##### SUPPLIED DATA

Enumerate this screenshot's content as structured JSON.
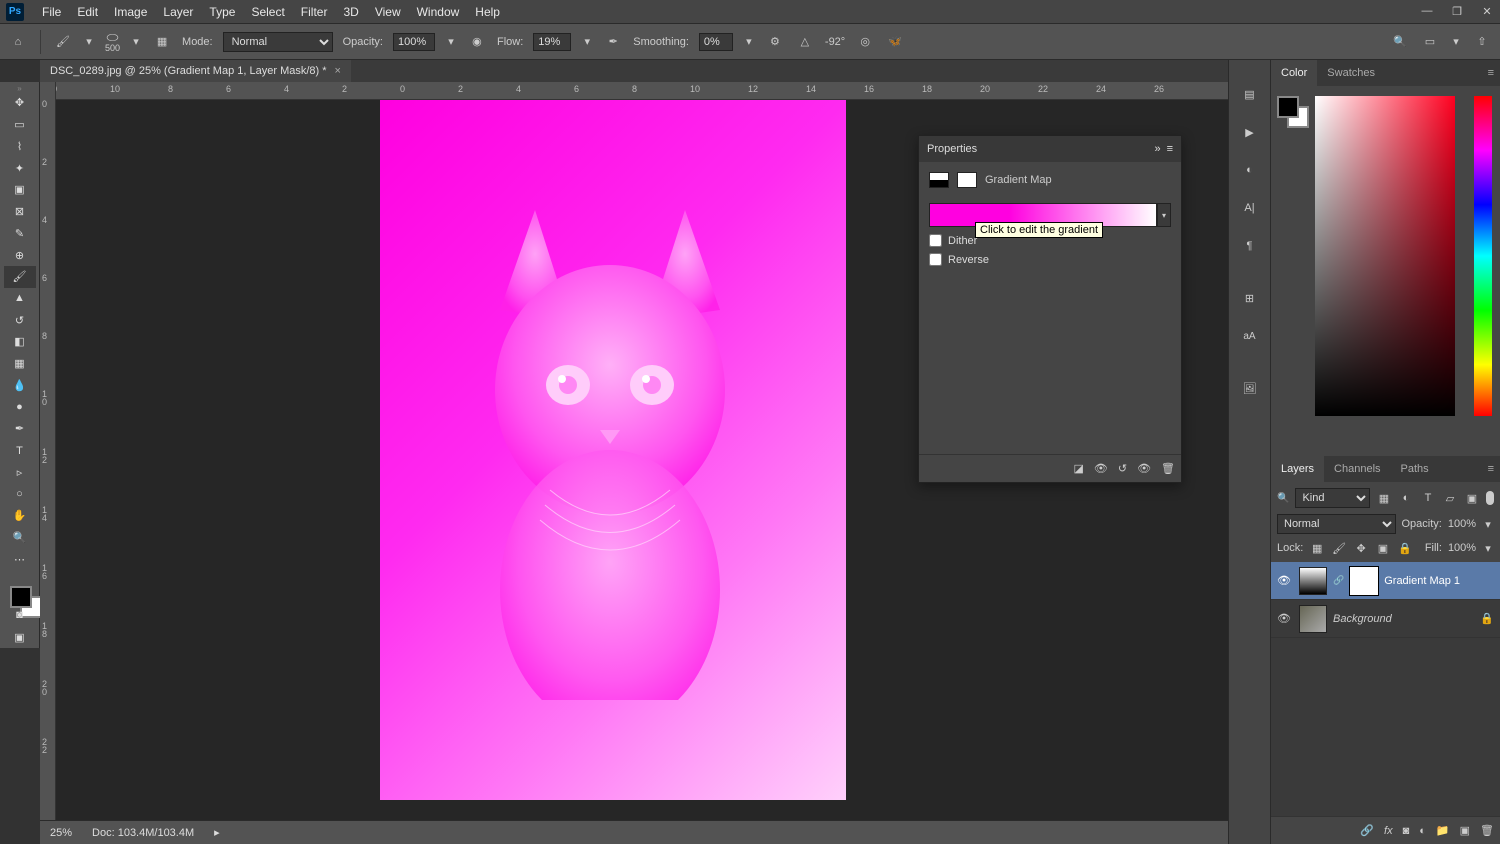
{
  "menu": {
    "items": [
      "File",
      "Edit",
      "Image",
      "Layer",
      "Type",
      "Select",
      "Filter",
      "3D",
      "View",
      "Window",
      "Help"
    ]
  },
  "options": {
    "brush_size": "500",
    "mode_label": "Mode:",
    "mode_value": "Normal",
    "opacity_label": "Opacity:",
    "opacity_value": "100%",
    "flow_label": "Flow:",
    "flow_value": "19%",
    "smoothing_label": "Smoothing:",
    "smoothing_value": "0%",
    "angle_value": "-92°"
  },
  "tab": {
    "title": "DSC_0289.jpg @ 25% (Gradient Map 1, Layer Mask/8) *"
  },
  "ruler_h": [
    "0",
    "10",
    "8",
    "6",
    "4",
    "2",
    "0",
    "2",
    "4",
    "6",
    "8",
    "10",
    "12",
    "14",
    "16",
    "18",
    "20",
    "22",
    "24",
    "26"
  ],
  "ruler_v": [
    "0",
    "2",
    "4",
    "6",
    "8",
    "1\n0",
    "1\n2",
    "1\n4",
    "1\n6",
    "1\n8",
    "2\n0",
    "2\n2"
  ],
  "status": {
    "zoom": "25%",
    "doc": "Doc: 103.4M/103.4M"
  },
  "props": {
    "title": "Properties",
    "type": "Gradient Map",
    "dither": "Dither",
    "reverse": "Reverse",
    "tooltip": "Click to edit the gradient"
  },
  "color_panel": {
    "tabs": [
      "Color",
      "Swatches"
    ]
  },
  "layers_panel": {
    "tabs": [
      "Layers",
      "Channels",
      "Paths"
    ],
    "kind": "Kind",
    "blend": "Normal",
    "opacity_label": "Opacity:",
    "opacity_value": "100%",
    "lock_label": "Lock:",
    "fill_label": "Fill:",
    "fill_value": "100%",
    "layers": [
      {
        "name": "Gradient Map 1",
        "sel": true,
        "locked": false
      },
      {
        "name": "Background",
        "sel": false,
        "locked": true
      }
    ]
  },
  "right_opt_icons": [
    "search",
    "arrange",
    "share"
  ]
}
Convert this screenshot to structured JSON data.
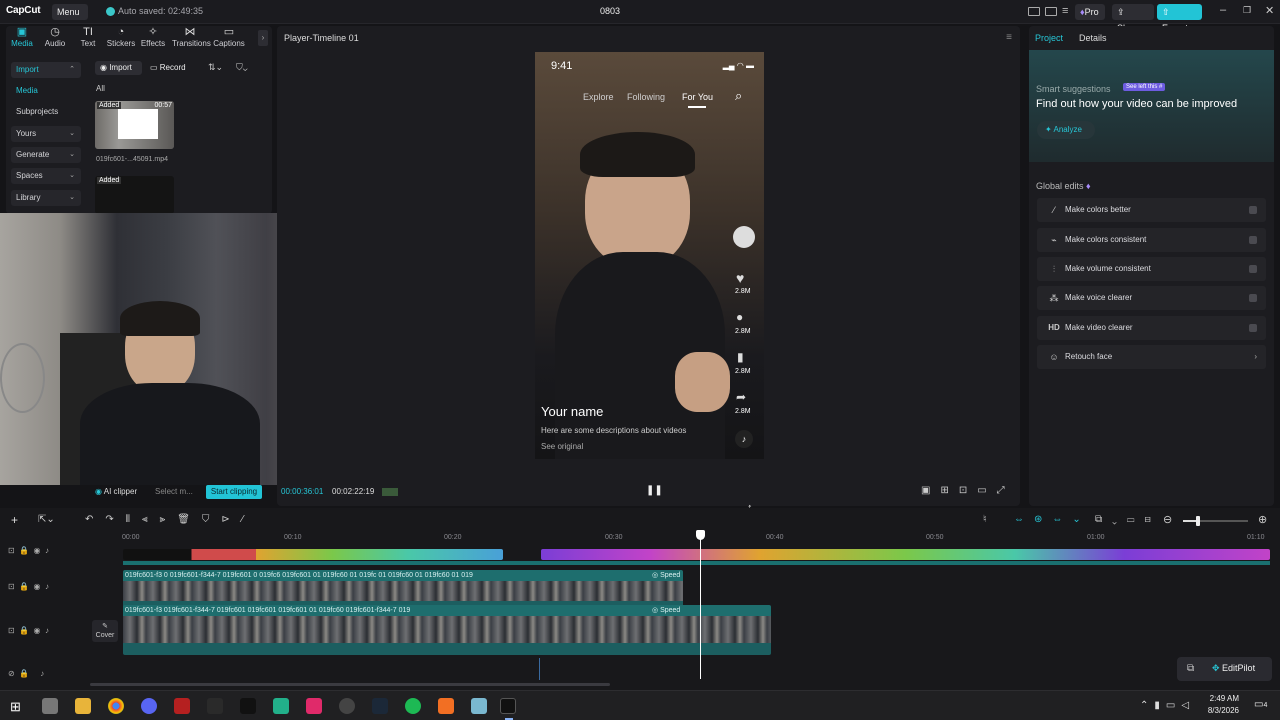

##########

_WHAT IS REQUIRED:_
Scan the material line by line and report each one that contains "this".

_ANSWER IN FULL:_
Enumerate this screenshot's content as structured JSON.
Convert this screenshot to structured JSON data.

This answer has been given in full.